EXERCISE PROMPT:
Scan the records and identify every line in which the string "受同一间接控股股东控制的企业" occurs, then return those lines.

DATA SHOWN:
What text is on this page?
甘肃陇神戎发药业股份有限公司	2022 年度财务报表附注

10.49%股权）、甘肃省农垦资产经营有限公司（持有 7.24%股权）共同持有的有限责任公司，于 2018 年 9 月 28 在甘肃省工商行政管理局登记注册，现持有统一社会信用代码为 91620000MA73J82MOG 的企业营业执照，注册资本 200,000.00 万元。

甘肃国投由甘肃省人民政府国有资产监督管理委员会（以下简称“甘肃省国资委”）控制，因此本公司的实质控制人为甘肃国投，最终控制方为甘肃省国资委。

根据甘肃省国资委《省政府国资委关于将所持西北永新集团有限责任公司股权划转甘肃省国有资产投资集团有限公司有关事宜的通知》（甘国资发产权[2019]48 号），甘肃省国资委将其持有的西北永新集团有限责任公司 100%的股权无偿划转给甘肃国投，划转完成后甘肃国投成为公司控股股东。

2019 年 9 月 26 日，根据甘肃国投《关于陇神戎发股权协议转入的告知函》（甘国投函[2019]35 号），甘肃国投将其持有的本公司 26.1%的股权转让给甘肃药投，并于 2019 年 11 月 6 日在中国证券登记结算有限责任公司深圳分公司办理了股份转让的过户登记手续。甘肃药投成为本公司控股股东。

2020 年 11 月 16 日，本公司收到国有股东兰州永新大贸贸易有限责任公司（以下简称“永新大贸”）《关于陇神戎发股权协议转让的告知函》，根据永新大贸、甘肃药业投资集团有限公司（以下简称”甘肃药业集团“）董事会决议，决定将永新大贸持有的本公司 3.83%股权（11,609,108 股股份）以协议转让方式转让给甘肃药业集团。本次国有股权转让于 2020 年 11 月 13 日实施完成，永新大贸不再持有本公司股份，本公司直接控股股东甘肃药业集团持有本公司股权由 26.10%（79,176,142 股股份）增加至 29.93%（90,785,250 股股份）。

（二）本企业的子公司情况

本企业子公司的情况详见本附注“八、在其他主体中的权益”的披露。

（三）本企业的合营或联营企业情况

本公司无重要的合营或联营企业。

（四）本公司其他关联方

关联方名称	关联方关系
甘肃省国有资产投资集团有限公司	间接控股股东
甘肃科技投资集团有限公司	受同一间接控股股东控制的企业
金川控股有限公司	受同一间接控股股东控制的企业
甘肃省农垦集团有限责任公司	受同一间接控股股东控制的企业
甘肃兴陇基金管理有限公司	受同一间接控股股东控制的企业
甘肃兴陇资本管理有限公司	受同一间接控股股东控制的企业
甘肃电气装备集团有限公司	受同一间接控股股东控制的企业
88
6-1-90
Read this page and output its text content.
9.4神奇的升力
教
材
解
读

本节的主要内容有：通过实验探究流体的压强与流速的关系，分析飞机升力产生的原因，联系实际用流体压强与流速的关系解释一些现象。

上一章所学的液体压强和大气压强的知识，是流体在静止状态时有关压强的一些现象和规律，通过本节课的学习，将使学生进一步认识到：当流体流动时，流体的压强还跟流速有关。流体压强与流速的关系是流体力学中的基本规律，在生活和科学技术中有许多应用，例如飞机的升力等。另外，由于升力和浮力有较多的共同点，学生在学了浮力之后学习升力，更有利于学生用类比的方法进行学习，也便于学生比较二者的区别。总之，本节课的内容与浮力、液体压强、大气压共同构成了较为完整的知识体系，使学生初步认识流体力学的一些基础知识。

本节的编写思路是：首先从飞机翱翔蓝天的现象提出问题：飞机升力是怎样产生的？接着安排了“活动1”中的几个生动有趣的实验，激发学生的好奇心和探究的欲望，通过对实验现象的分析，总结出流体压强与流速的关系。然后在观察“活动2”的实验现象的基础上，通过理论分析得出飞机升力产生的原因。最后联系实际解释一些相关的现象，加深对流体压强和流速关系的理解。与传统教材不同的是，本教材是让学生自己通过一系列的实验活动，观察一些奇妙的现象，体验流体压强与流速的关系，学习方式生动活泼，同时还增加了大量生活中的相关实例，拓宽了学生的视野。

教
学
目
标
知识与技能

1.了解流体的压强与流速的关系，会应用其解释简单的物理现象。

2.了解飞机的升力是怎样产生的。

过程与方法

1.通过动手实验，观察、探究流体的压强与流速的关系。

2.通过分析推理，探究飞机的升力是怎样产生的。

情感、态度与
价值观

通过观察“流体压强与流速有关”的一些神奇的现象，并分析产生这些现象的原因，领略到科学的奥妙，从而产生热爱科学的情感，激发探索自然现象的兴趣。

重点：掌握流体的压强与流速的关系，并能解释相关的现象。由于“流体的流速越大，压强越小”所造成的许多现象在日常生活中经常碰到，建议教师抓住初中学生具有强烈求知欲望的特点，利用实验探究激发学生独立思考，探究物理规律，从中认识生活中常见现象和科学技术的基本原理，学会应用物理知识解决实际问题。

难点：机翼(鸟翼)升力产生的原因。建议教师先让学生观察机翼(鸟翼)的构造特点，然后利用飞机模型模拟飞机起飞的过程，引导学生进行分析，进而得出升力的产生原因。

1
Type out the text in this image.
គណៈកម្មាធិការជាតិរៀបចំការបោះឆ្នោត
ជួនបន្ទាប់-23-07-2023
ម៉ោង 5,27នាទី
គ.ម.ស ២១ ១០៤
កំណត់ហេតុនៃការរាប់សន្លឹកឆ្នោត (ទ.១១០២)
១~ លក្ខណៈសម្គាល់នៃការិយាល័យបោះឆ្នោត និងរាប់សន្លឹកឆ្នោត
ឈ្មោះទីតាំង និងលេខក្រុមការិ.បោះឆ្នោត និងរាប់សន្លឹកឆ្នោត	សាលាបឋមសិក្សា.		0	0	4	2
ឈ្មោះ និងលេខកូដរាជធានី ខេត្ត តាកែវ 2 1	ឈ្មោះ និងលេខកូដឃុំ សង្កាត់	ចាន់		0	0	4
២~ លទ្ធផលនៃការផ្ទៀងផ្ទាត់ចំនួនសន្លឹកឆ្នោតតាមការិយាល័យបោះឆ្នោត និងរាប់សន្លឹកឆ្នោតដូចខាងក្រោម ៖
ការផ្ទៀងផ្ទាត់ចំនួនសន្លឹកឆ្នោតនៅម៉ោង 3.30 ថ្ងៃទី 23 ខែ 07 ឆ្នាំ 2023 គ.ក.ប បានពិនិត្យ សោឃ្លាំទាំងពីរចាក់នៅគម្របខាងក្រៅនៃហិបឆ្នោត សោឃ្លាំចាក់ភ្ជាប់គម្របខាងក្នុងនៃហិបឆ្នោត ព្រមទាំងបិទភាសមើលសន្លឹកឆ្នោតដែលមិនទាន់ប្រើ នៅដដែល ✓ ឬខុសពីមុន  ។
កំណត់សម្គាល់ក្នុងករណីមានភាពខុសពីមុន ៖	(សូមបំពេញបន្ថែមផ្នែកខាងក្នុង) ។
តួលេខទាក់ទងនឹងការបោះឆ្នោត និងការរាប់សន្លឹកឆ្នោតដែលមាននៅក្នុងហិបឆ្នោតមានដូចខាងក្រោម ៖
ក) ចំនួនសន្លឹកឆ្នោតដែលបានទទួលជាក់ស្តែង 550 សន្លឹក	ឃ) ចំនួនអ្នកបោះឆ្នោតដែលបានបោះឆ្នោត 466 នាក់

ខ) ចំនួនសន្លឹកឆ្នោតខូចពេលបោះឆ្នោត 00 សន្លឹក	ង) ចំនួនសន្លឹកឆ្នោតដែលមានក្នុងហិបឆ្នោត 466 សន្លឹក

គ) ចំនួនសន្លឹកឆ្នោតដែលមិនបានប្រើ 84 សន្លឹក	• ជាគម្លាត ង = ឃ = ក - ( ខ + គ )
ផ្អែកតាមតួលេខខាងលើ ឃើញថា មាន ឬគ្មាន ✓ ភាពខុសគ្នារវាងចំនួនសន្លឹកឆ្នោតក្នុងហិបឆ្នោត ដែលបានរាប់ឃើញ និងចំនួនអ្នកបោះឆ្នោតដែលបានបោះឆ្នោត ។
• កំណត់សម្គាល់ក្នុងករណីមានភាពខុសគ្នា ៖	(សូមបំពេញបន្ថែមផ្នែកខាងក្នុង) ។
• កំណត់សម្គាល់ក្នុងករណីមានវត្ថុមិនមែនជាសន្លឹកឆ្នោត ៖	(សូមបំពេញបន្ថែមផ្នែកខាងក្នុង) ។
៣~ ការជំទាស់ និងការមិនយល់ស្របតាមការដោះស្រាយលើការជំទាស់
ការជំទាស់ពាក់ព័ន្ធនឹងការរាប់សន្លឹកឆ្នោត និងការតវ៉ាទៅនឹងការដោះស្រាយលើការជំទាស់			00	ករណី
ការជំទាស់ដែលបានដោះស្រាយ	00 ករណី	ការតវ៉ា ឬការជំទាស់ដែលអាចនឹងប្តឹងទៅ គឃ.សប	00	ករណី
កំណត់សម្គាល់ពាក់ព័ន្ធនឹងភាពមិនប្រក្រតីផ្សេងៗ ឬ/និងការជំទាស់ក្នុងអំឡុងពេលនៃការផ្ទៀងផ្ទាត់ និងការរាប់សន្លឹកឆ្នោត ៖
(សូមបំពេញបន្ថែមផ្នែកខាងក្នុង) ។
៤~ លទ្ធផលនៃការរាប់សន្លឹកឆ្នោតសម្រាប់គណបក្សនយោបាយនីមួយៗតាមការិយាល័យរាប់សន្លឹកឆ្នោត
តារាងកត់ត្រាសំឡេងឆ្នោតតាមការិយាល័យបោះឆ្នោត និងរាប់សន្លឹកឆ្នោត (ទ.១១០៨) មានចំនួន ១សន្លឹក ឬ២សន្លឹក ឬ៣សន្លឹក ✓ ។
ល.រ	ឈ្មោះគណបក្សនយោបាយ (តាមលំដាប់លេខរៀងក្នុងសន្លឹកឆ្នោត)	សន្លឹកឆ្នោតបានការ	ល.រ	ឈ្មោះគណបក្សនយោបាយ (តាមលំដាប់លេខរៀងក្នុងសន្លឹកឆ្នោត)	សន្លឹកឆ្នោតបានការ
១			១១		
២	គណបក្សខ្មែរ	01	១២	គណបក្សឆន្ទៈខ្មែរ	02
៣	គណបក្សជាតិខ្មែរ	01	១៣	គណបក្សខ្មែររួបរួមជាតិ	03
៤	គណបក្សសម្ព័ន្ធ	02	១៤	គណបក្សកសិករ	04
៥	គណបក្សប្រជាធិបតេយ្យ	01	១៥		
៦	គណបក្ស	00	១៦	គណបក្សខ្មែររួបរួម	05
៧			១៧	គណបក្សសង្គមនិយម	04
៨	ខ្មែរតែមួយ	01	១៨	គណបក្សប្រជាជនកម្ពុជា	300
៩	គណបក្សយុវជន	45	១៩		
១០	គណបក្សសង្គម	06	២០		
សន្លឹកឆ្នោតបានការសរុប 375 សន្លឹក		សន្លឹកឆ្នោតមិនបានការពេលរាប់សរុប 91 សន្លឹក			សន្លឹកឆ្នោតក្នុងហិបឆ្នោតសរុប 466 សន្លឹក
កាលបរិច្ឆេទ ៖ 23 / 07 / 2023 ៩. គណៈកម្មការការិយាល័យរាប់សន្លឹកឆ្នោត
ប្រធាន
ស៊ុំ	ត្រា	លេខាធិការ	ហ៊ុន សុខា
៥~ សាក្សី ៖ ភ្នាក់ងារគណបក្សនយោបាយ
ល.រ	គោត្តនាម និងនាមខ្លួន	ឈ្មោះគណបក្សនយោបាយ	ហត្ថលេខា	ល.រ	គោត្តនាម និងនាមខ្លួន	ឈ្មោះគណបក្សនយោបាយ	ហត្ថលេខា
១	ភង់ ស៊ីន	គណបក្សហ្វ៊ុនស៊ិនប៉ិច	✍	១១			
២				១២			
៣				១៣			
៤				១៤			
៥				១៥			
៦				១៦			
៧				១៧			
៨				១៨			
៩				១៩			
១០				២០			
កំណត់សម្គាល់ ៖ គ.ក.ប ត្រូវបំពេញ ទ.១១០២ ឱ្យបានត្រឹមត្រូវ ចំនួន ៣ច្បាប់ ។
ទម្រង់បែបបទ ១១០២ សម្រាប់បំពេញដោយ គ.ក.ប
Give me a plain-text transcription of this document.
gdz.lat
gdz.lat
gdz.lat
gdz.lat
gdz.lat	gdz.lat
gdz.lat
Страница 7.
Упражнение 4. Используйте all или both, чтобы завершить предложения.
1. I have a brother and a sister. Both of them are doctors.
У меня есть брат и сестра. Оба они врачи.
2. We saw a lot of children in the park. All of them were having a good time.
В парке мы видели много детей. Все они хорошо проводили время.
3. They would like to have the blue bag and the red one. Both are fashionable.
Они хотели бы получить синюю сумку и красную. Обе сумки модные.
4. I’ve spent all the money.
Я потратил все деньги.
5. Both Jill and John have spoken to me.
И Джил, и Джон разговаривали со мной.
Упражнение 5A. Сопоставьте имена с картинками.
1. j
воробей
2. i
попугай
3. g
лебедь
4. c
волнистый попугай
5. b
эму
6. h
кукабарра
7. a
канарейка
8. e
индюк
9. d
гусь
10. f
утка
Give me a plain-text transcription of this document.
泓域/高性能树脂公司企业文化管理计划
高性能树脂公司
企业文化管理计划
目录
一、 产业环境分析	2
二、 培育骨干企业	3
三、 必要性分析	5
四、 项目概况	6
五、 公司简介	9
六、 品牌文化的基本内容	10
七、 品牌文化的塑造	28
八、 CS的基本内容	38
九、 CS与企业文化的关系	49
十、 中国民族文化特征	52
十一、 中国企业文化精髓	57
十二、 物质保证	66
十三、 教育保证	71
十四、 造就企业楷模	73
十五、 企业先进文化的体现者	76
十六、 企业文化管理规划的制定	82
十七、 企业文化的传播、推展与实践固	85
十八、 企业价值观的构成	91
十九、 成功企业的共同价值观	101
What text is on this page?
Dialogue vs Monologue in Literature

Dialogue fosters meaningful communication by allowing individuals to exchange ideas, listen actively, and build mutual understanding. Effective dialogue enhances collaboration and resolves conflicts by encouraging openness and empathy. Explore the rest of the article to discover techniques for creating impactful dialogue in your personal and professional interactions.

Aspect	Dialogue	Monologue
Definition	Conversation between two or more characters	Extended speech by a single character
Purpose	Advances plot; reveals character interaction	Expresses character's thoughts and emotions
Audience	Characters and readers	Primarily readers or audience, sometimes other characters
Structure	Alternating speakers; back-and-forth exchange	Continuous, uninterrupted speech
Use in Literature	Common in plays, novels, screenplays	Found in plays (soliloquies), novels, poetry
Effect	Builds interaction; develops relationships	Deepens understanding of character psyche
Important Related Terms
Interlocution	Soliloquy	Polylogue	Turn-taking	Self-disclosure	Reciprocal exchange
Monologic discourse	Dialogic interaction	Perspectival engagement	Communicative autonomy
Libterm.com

RESULT FOR THIS EXERCISE:
甘肃科技投资集团有限公司	受同一间接控股股东控制的企业
金川控股有限公司	受同一间接控股股东控制的企业
甘肃省农垦集团有限责任公司	受同一间接控股股东控制的企业
甘肃兴陇基金管理有限公司	受同一间接控股股东控制的企业
甘肃兴陇资本管理有限公司	受同一间接控股股东控制的企业
甘肃电气装备集团有限公司	受同一间接控股股东控制的企业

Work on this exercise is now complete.